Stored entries
┄┄┄┄┄┄┄┄┄┄┄┄┄┄┄┄┄┄┄┄

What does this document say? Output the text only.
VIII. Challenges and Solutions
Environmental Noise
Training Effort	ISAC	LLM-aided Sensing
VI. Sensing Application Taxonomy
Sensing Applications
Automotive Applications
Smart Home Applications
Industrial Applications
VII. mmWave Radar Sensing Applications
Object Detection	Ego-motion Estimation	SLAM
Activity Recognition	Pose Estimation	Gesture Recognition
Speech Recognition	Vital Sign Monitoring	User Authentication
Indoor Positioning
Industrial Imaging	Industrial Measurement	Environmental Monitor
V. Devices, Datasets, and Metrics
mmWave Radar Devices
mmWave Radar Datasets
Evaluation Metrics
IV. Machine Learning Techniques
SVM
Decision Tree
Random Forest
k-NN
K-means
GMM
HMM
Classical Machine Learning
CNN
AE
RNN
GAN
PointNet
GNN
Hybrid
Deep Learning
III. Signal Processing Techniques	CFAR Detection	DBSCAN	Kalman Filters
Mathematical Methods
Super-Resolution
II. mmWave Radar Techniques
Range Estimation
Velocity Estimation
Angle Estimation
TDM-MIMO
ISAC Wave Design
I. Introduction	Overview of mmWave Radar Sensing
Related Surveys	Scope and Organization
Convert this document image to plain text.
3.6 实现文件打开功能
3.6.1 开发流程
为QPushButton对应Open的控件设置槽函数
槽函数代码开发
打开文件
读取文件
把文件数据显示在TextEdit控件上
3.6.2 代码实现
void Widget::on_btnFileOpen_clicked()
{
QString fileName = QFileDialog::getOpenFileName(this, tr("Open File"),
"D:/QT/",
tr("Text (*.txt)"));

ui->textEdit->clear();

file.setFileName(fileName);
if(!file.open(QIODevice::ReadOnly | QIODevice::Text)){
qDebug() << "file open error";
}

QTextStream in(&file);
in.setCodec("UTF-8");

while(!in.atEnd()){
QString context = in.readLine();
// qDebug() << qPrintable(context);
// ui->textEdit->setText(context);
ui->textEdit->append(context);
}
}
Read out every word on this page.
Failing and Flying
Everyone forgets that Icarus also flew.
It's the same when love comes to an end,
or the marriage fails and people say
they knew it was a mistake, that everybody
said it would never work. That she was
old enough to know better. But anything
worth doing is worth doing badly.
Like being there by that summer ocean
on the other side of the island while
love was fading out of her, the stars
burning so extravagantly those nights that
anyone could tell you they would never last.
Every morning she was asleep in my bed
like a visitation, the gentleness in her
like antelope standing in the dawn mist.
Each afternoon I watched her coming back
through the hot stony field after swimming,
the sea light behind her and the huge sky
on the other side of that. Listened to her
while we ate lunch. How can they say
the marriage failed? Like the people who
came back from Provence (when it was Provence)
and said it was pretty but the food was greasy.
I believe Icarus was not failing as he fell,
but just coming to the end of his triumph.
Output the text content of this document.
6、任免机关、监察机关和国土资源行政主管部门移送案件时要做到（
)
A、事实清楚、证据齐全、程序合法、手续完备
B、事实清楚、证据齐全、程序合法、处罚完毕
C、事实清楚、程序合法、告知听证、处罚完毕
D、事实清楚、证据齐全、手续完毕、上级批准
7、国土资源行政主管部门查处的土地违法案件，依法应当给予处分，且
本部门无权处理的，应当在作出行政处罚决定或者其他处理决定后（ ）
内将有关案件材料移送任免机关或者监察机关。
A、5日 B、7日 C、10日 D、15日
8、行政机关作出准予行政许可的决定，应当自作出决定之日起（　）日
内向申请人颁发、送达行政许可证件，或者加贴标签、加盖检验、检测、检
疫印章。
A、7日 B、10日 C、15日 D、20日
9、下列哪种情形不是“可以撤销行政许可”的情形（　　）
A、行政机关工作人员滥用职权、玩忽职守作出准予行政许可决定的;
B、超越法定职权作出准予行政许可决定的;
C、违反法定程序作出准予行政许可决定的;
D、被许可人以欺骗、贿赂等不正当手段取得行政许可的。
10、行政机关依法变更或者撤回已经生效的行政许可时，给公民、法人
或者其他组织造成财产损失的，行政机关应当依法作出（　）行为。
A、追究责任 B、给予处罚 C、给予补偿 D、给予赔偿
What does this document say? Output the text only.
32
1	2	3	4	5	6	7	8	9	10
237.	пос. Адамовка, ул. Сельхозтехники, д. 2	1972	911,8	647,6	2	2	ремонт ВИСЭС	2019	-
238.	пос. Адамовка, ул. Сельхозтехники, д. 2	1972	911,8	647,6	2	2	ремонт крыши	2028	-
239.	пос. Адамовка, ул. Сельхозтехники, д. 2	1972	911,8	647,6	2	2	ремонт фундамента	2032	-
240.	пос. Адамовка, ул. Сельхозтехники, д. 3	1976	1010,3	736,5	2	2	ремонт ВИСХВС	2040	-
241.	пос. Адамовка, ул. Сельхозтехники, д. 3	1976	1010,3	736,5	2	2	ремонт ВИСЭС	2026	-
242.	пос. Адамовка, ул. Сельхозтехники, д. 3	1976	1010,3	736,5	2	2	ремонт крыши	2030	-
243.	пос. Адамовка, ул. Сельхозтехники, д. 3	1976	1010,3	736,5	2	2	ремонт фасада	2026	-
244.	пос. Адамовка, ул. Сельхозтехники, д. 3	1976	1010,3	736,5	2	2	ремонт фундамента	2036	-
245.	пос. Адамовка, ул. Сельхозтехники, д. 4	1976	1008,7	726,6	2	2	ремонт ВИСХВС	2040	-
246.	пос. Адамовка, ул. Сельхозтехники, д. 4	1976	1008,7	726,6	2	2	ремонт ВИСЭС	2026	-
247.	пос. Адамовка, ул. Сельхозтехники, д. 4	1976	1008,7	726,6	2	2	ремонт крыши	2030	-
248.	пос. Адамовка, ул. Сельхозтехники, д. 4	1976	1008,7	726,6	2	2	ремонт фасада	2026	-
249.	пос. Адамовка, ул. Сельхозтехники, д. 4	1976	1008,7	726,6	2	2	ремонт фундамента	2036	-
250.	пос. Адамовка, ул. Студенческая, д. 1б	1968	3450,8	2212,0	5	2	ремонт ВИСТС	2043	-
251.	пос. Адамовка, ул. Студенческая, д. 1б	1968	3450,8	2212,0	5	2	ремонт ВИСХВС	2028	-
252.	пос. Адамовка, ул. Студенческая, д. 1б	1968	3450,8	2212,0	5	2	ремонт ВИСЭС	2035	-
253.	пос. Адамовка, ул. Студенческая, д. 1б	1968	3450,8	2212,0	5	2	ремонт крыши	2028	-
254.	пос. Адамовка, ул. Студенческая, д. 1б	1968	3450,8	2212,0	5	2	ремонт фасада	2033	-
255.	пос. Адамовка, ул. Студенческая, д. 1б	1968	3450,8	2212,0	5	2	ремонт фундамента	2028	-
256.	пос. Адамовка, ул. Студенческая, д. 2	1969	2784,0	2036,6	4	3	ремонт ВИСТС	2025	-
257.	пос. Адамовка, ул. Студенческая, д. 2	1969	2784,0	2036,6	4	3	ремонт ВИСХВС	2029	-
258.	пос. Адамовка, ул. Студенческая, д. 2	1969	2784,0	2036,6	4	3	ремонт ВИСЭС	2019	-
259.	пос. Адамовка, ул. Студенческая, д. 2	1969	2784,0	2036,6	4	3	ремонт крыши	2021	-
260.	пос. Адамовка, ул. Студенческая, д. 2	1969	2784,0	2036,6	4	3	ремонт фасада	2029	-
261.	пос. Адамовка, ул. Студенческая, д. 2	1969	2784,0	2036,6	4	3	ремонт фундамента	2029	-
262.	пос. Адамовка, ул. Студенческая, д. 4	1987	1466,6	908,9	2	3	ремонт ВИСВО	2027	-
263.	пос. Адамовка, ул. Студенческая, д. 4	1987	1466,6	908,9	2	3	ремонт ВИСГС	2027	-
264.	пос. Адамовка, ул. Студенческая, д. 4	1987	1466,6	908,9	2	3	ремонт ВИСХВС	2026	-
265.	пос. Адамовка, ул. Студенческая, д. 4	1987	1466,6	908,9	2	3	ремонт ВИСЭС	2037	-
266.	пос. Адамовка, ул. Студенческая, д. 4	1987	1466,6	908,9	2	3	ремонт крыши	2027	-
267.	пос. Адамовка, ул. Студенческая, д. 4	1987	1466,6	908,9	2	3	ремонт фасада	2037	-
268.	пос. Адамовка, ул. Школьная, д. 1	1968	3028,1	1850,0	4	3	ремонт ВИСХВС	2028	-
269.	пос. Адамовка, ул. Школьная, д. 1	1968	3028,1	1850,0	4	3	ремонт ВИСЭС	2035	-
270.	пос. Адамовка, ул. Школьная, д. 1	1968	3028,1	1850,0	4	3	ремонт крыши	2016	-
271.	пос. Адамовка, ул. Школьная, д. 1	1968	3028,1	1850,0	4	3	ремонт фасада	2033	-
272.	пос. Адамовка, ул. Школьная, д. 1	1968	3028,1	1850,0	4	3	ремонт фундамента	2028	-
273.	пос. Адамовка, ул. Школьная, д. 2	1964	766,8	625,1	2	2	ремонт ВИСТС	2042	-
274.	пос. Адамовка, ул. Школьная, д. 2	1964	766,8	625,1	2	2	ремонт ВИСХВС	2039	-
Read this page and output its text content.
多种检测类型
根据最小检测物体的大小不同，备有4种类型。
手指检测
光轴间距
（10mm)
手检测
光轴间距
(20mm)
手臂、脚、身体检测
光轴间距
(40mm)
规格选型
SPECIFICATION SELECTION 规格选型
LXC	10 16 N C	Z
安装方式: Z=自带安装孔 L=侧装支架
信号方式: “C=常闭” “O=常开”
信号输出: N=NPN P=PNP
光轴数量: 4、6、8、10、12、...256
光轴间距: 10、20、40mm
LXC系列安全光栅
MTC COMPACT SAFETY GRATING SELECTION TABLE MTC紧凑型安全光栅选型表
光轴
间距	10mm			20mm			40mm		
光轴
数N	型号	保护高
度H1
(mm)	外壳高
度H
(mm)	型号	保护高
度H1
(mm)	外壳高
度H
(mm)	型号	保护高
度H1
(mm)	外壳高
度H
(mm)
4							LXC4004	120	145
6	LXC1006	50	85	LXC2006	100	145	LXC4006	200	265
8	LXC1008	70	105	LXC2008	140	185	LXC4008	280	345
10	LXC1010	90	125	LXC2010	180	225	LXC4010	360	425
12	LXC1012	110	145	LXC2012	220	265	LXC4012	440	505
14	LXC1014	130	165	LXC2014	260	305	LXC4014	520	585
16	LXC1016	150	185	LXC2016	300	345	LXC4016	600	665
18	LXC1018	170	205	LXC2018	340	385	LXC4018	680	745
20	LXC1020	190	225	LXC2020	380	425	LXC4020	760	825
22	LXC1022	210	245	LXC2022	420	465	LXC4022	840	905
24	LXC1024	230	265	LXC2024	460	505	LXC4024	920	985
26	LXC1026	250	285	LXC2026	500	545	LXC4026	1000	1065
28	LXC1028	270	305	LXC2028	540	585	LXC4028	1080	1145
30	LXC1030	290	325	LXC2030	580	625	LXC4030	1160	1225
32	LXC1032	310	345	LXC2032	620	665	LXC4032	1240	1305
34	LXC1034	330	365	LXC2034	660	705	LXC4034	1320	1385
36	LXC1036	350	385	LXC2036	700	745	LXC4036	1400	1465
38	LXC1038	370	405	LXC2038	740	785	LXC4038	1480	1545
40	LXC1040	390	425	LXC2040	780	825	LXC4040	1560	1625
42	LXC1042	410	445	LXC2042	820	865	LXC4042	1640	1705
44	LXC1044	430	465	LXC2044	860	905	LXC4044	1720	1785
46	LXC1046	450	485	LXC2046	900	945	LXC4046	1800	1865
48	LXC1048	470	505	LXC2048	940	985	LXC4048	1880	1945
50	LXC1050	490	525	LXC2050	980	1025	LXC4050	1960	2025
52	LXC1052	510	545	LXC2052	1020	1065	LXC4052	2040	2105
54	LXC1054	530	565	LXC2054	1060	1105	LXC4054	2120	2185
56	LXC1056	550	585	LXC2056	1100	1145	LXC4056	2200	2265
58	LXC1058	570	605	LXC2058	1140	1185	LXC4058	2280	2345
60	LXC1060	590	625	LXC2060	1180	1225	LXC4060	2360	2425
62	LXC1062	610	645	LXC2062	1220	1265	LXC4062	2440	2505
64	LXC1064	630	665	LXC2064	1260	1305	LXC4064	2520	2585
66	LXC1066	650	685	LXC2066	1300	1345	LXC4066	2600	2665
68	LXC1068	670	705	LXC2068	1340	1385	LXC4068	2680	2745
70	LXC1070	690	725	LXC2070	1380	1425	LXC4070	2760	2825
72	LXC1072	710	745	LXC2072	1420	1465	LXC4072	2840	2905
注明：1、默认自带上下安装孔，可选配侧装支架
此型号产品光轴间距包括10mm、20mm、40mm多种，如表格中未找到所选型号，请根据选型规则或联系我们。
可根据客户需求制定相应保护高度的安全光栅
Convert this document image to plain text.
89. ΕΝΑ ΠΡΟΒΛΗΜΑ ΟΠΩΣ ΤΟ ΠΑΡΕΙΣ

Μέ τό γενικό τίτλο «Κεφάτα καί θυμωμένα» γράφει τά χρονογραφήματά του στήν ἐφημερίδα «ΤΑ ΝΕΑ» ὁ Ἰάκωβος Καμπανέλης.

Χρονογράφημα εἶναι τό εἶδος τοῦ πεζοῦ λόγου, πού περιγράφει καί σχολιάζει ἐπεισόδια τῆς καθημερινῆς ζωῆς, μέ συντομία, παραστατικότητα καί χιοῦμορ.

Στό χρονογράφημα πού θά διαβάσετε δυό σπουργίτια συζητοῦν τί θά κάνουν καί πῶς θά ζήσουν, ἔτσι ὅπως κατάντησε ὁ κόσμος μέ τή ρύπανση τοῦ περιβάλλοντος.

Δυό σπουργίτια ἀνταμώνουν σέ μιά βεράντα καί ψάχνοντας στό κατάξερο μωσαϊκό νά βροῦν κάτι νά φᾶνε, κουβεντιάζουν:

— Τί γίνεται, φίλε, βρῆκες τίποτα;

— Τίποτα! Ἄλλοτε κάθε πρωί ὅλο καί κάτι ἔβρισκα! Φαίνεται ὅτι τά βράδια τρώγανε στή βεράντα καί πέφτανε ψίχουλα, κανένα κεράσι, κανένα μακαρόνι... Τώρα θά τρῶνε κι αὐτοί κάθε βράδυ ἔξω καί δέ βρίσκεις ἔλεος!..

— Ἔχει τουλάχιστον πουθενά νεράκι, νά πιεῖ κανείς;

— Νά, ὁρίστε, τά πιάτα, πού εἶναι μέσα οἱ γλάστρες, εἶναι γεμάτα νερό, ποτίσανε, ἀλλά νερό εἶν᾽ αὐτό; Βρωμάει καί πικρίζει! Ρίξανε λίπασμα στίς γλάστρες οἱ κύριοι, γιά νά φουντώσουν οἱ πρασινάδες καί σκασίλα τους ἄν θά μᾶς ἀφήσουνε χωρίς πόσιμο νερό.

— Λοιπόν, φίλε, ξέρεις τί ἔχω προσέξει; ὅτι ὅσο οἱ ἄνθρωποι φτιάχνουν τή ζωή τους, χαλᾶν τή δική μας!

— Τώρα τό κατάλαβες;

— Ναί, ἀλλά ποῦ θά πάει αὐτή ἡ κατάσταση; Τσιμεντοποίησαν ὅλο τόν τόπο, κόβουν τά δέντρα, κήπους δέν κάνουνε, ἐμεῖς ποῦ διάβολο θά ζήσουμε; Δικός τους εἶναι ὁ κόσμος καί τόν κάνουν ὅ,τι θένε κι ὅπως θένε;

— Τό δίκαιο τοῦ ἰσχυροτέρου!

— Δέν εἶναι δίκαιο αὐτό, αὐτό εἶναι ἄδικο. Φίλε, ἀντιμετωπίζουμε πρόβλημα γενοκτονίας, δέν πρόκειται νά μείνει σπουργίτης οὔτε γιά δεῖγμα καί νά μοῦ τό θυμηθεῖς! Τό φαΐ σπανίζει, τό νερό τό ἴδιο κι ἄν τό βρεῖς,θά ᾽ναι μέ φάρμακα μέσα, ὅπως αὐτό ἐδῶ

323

┄┄┄┄┄┄┄┄┄┄┄┄┄┄┄┄┄┄┄┄

What is required
Identify all lines in the records above with the word "ἀλλά".

Answer to this problem
— Νά, ὁρίστε, τά πιάτα, πού εἶναι μέσα οἱ γλάστρες, εἶναι γεμάτα νερό, ποτίσανε, ἀλλά νερό εἶν᾽ αὐτό; Βρωμάει καί πικρίζει! Ρίξανε λίπασμα στίς γλάστρες οἱ κύριοι, γιά νά φουντώσουν οἱ πρασινάδες καί σκασίλα τους ἄν θά μᾶς ἀφήσουνε χωρίς πόσιμο νερό.
— Ναί, ἀλλά ποῦ θά πάει αὐτή ἡ κατάσταση; Τσιμεντοποίησαν ὅλο τόν τόπο, κόβουν τά δέντρα, κήπους δέν κάνουνε, ἐμεῖς ποῦ διάβολο θά ζήσουμε; Δικός τους εἶναι ὁ κόσμος καί τόν κάνουν ὅ,τι θένε κι ὅπως θένε;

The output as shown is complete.